## start Available data

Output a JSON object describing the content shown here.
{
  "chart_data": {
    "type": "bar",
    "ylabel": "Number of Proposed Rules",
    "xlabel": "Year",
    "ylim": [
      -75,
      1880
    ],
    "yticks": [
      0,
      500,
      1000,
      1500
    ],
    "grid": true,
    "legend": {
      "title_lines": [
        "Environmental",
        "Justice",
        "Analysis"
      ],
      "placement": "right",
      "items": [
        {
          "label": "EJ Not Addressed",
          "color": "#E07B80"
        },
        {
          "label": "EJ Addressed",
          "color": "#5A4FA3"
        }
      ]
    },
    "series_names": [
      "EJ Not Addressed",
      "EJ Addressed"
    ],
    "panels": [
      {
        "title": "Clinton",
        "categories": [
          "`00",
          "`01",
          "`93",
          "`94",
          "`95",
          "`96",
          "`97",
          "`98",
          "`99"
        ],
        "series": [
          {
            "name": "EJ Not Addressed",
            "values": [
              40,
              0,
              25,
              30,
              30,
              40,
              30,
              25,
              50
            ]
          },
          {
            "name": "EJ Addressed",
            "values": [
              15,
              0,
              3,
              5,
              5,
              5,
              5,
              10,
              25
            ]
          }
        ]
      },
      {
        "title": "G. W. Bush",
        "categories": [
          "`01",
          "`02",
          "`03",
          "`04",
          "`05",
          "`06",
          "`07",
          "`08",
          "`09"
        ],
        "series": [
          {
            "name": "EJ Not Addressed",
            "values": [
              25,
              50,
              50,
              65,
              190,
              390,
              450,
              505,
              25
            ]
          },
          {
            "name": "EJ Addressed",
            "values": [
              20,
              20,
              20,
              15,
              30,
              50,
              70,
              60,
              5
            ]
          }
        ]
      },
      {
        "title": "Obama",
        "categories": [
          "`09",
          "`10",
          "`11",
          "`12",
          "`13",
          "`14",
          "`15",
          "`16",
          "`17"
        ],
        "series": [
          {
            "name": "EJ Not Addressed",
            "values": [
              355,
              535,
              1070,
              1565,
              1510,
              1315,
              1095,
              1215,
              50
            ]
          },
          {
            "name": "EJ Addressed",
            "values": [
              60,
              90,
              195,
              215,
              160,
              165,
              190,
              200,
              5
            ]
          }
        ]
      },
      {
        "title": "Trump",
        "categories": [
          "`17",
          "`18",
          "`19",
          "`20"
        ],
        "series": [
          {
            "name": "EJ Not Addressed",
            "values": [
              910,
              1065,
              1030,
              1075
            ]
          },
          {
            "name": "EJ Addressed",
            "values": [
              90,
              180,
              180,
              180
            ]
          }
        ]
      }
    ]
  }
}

## end Available data

Stated goal: Each entry above is to be quoted exactly.

Correct output:
Output a JSON object describing the content shown here.
{
  "chart_data": {
    "type": "bar",
    "ylabel": "Number of Proposed Rules",
    "xlabel": "Year",
    "ylim": [
      -75,
      1880
    ],
    "yticks": [
      0,
      500,
      1000,
      1500
    ],
    "grid": true,
    "legend": {
      "title_lines": [
        "Environmental",
        "Justice",
        "Analysis"
      ],
      "placement": "right",
      "items": [
        {
          "label": "EJ Not Addressed",
          "color": "#E07B80"
        },
        {
          "label": "EJ Addressed",
          "color": "#5A4FA3"
        }
      ]
    },
    "series_names": [
      "EJ Not Addressed",
      "EJ Addressed"
    ],
    "panels": [
      {
        "title": "Clinton",
        "categories": [
          "`00",
          "`01",
          "`93",
          "`94",
          "`95",
          "`96",
          "`97",
          "`98",
          "`99"
        ],
        "series": [
          {
            "name": "EJ Not Addressed",
            "values": [
              40,
              0,
              25,
              30,
              30,
              40,
              30,
              25,
              50
            ]
          },
          {
            "name": "EJ Addressed",
            "values": [
              15,
              0,
              3,
              5,
              5,
              5,
              5,
              10,
              25
            ]
          }
        ]
      },
      {
        "title": "G. W. Bush",
        "categories": [
          "`01",
          "`02",
          "`03",
          "`04",
          "`05",
          "`06",
          "`07",
          "`08",
          "`09"
        ],
        "series": [
          {
            "name": "EJ Not Addressed",
            "values": [
              25,
              50,
              50,
              65,
              190,
              390,
              450,
              505,
              25
            ]
          },
          {
            "name": "EJ Addressed",
            "values": [
              20,
              20,
              20,
              15,
              30,
              50,
              70,
              60,
              5
            ]
          }
        ]
      },
      {
        "title": "Obama",
        "categories": [
          "`09",
          "`10",
          "`11",
          "`12",
          "`13",
          "`14",
          "`15",
          "`16",
          "`17"
        ],
        "series": [
          {
            "name": "EJ Not Addressed",
            "values": [
              355,
              535,
              1070,
              1565,
              1510,
              1315,
              1095,
              1215,
              50
            ]
          },
          {
            "name": "EJ Addressed",
            "values": [
              60,
              90,
              195,
              215,
              160,
              165,
              190,
              200,
              5
            ]
          }
        ]
      },
      {
        "title": "Trump",
        "categories": [
          "`17",
          "`18",
          "`19",
          "`20"
        ],
        "series": [
          {
            "name": "EJ Not Addressed",
            "values": [
              910,
              1065,
              1030,
              1075
            ]
          },
          {
            "name": "EJ Addressed",
            "values": [
              90,
              180,
              180,
              180
            ]
          }
        ]
      }
    ]
  }
}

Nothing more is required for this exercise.